=== Task instructions ===
1) In the reef-plumbing passage, translate this sentence into Spanish: "The first problem I had was that the springs I got were bottoming out."
2) Name every person or forum handle that appears in the reef-plumbing passage.
3) According to the reef-plumbing passage, what kind of skimmer is on the writer's 55 gallon setup?

┌─ Passage

Now if we are talking about a u-tube type of overflow with the cl pump on the outby side, then of course the u-tube must handle the extra flow and all bets are off.

As a side note, I feed my skimmer from the overflow because of the protien rich water. The skimmer is to tall to be gravity fed :)

Bergovoy
12/19/2006, 03:22 PM
FB, Actually, Paul was ll for reducing the flow to the sump and filtration. He called it a return to old school... (not quite sure what he meant, as I am not really young, but young to reefing.)

He indicated that people tend to push teh limits of the sump just so they can get as much water flow for thier reef. With thte OM, there is not need to get any water circulation reqs out of the sump, so he suggested I convert thedrain to an inlet for his OM 4way. Then the only flow to the sump and filtration would be coming froma 1" drain, (I had two 1" bulkheads in the overflow, along witht a 1-1/2" bulkehad for the original drain).

If I converted the 1-1/2" drain to a an inlet for the OM 4way, he wanted me to poke it throught the overflow wall into the tank.

But he really did not say why I couldnt keep the inlet from drawing water from the overflow, (or I cant remember).

I just thought it would be because the overflow would not be able to keep up with the DART I guess we would have to calc the water flow throught the teeth, but jsut looking at it, it seems more area then an 1-1/2" pipe.

One of hte things I am looking forward to in this tank, is the lack of bubbles. I have that with my 55 gallon now, but it is cheesy set up with a HOB skimmer that does not work well, and for as much gunk as it skims, I still see 'particulate' or miicro bubbles, (I thinkit the later.)
Anyways, I gotta get back to plumbing.I am really having a problem with setting up the DART. I am trying to sset it up off the deck on the inside of the cabinet, and I have this hair-brained idea to suspend it from all thread that is hanging from or suspended by springs for isolation

The first problem I had was that the springs I got were bottoming out.

└─
┌─ Information shown

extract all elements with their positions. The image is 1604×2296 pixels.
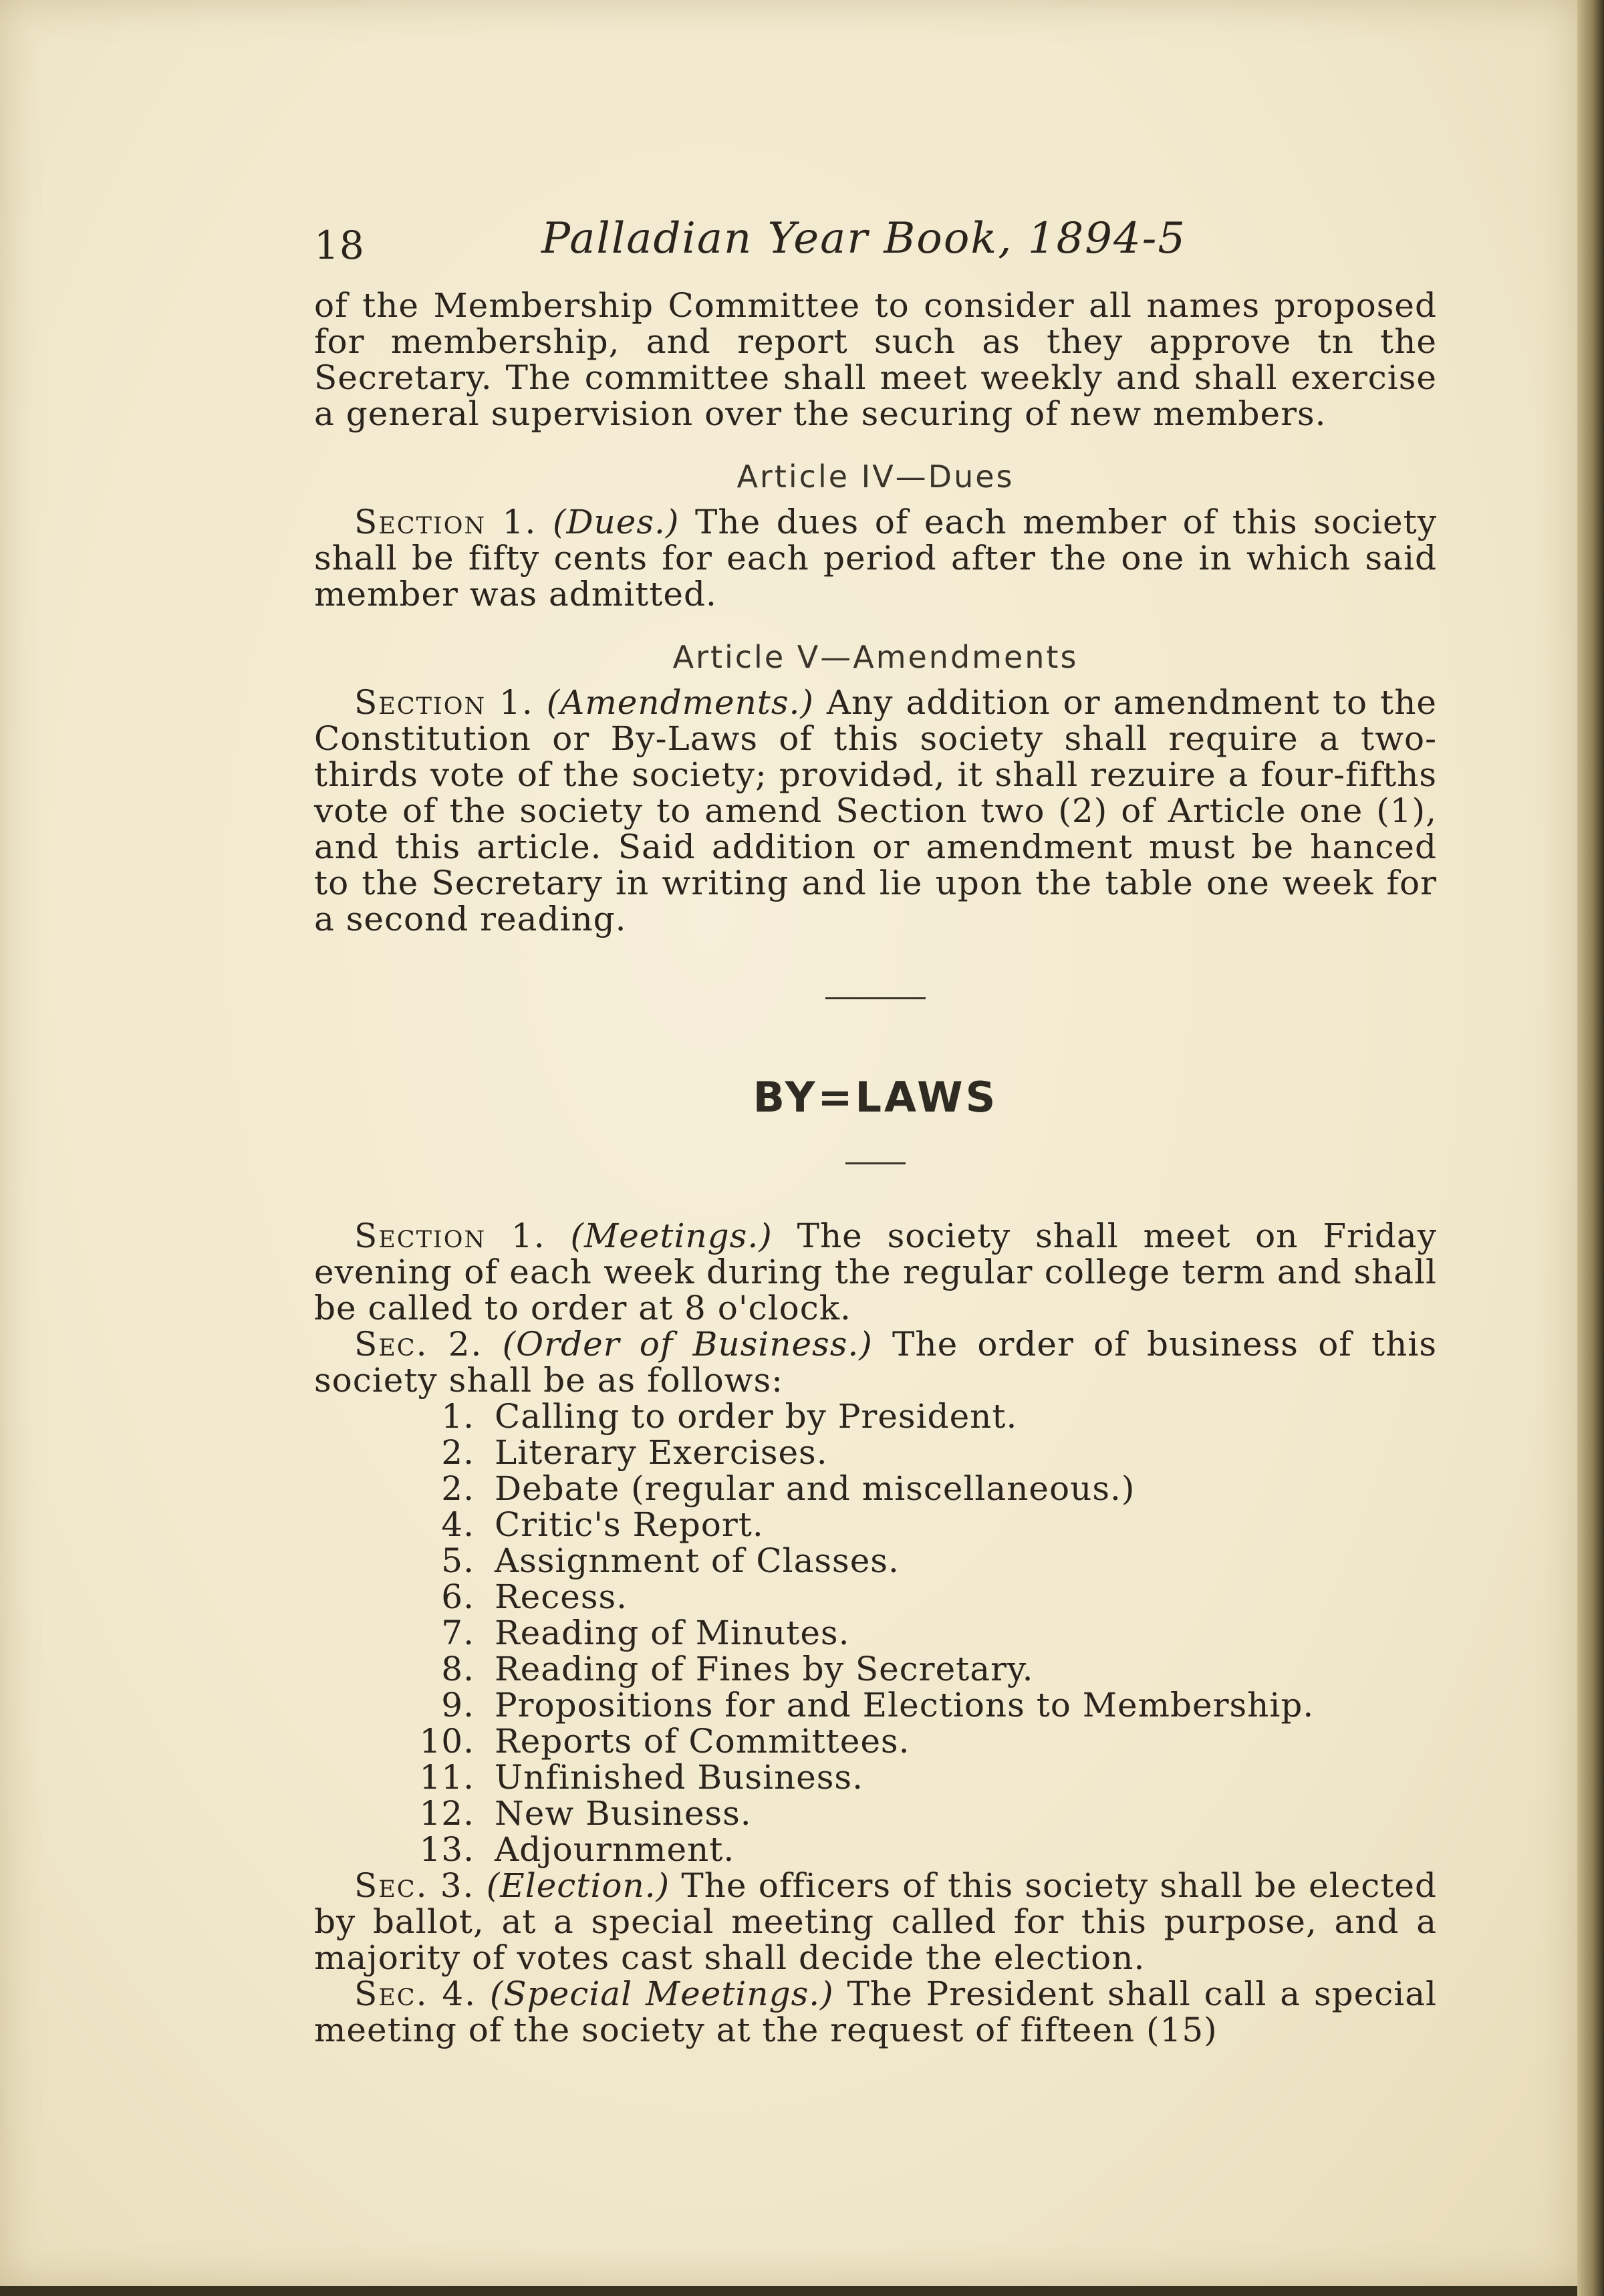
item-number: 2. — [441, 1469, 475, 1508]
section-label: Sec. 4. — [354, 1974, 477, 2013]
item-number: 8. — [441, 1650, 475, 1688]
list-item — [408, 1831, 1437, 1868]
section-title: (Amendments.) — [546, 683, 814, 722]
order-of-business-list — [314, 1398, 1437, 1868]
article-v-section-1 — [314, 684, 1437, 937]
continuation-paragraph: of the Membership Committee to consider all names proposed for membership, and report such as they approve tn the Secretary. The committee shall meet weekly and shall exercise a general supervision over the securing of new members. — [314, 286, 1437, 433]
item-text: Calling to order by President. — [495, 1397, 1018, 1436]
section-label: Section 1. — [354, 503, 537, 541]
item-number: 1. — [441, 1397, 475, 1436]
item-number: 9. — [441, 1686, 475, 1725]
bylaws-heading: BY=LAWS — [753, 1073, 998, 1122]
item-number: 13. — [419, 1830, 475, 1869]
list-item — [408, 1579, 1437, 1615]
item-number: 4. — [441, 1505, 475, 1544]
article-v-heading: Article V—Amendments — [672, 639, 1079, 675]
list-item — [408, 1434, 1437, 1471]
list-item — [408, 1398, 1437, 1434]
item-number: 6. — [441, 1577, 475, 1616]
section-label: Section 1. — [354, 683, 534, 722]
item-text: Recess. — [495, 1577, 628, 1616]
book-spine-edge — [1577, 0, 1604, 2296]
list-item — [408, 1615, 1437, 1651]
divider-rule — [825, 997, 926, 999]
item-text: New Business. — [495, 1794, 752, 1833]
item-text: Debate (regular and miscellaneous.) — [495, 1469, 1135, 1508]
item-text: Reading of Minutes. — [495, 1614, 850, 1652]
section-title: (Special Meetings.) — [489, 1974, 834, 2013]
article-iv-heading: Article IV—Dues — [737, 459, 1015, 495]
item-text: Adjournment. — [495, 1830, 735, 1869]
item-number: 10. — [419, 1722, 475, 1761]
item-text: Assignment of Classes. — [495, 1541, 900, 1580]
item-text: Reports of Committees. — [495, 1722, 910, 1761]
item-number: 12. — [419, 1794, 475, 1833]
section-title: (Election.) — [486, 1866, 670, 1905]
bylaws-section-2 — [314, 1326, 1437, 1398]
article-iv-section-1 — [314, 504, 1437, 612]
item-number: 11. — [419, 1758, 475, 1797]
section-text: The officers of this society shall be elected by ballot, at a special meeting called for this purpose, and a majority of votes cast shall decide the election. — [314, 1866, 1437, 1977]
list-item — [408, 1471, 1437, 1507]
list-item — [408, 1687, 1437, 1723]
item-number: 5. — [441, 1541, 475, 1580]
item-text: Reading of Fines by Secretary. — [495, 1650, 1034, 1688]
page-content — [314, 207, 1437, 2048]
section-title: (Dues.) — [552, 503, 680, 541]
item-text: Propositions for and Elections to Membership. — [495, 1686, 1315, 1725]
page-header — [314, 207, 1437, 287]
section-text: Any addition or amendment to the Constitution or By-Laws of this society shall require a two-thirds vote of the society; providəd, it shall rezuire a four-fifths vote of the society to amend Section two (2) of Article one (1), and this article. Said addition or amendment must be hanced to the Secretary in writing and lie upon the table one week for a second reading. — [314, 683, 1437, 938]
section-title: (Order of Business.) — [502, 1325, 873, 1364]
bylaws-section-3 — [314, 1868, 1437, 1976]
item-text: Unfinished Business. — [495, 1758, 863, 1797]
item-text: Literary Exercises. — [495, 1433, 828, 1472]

└─

=== Solutions to the exercise ===
1) El primer problema que tuve fue que los resortes que conseguí tocaban fondo.

2) Bergovoy, FB, Paul

3) It has an HOB skimmer that does not work well.